▶ [Stated exercise]: Please find all lines in the data that hold the string "température" and copy them.

(Extracted data entries)

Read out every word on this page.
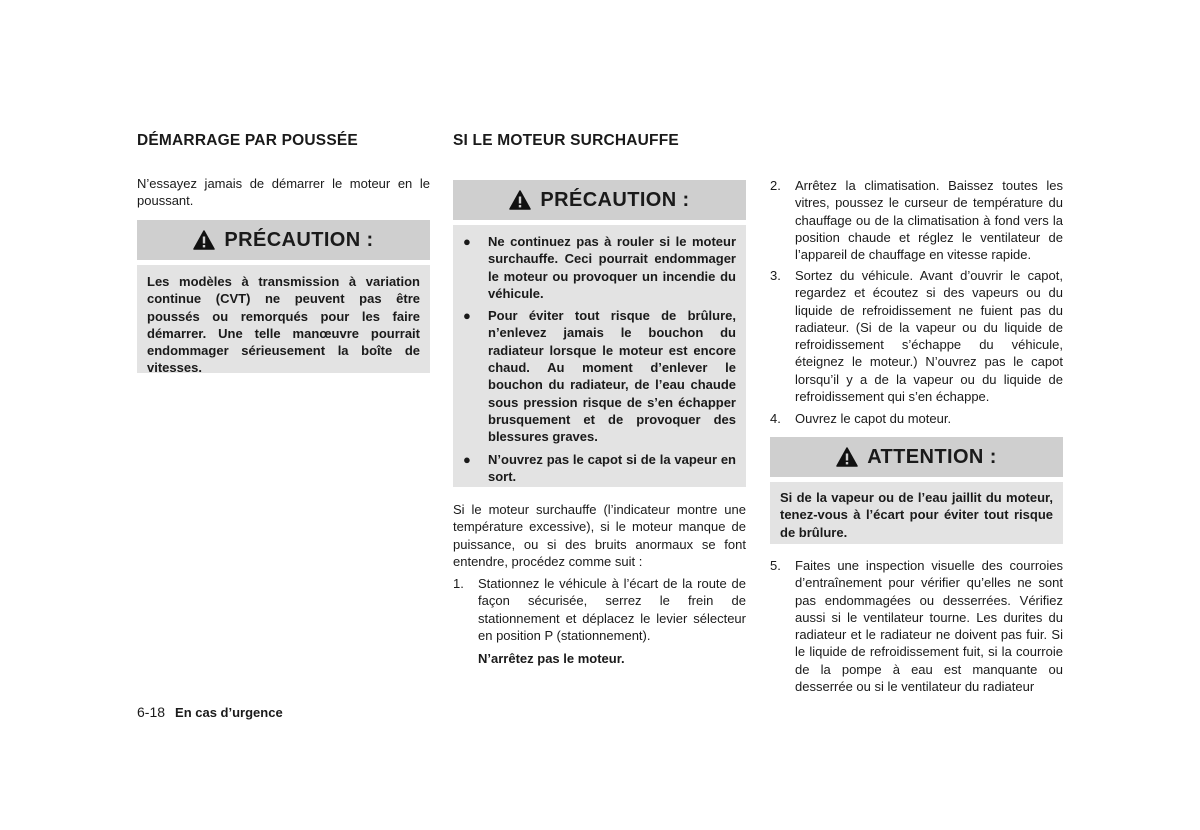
DÉMARRAGE PAR POUSSÉE

N’essayez jamais de démarrer le moteur en le poussant.

PRÉCAUTION :
Les modèles à transmission à variation continue (CVT) ne peuvent pas être poussés ou remorqués pour les faire démarrer. Une telle manœuvre pourrait endommager sérieusement la boîte de vitesses.
SI LE MOTEUR SURCHAUFFE
PRÉCAUTION :
● Ne continuez pas à rouler si le moteur surchauffe. Ceci pourrait endommager le moteur ou provoquer un incendie du véhicule.
● Pour éviter tout risque de brûlure, n’enlevez jamais le bouchon du radiateur lorsque le moteur est encore chaud. Au moment d’enlever le bouchon du radiateur, de l’eau chaude sous pression risque de s’en échapper brusquement et de provoquer des blessures graves.
● N’ouvrez pas le capot si de la vapeur en sort.

Si le moteur surchauffe (l’indicateur montre une température excessive), si le moteur manque de puissance, ou si des bruits anormaux se font entendre, procédez comme suit :

1. Stationnez le véhicule à l’écart de la route de façon sécurisée, serrez le frein de stationnement et déplacez le levier sélecteur en position P (stationnement).

N’arrêtez pas le moteur.

2. Arrêtez la climatisation. Baissez toutes les vitres, poussez le curseur de température du chauffage ou de la climatisation à fond vers la position chaude et réglez le ventilateur de l’appareil de chauffage en vitesse rapide.
3. Sortez du véhicule. Avant d’ouvrir le capot, regardez et écoutez si des vapeurs ou du liquide de refroidissement ne fuient pas du radiateur. (Si de la vapeur ou du liquide de refroidissement s’échappe du véhicule, éteignez le moteur.) N’ouvrez pas le capot lorsqu’il y a de la vapeur ou du liquide de refroidissement qui s’en échappe.
4. Ouvrez le capot du moteur.
ATTENTION :
Si de la vapeur ou de l’eau jaillit du moteur, tenez-vous à l’écart pour éviter tout risque de brûlure.
5. Faites une inspection visuelle des courroies d’entraînement pour vérifier qu’elles ne sont pas endommagées ou desserrées. Vérifiez aussi si le ventilateur tourne. Les durites du radiateur et le radiateur ne doivent pas fuir. Si le liquide de refroidissement fuit, si la courroie de la pompe à eau est manquante ou desserrée ou si le ventilateur du radiateur
6-18 En cas d’urgence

▶ [Expected output]:
Si le moteur surchauffe (l’indicateur montre une température excessive), si le moteur manque de puissance, ou si des bruits anormaux se font entendre, procédez comme suit :
2. Arrêtez la climatisation. Baissez toutes les vitres, poussez le curseur de température du chauffage ou de la climatisation à fond vers la position chaude et réglez le ventilateur de l’appareil de chauffage en vitesse rapide.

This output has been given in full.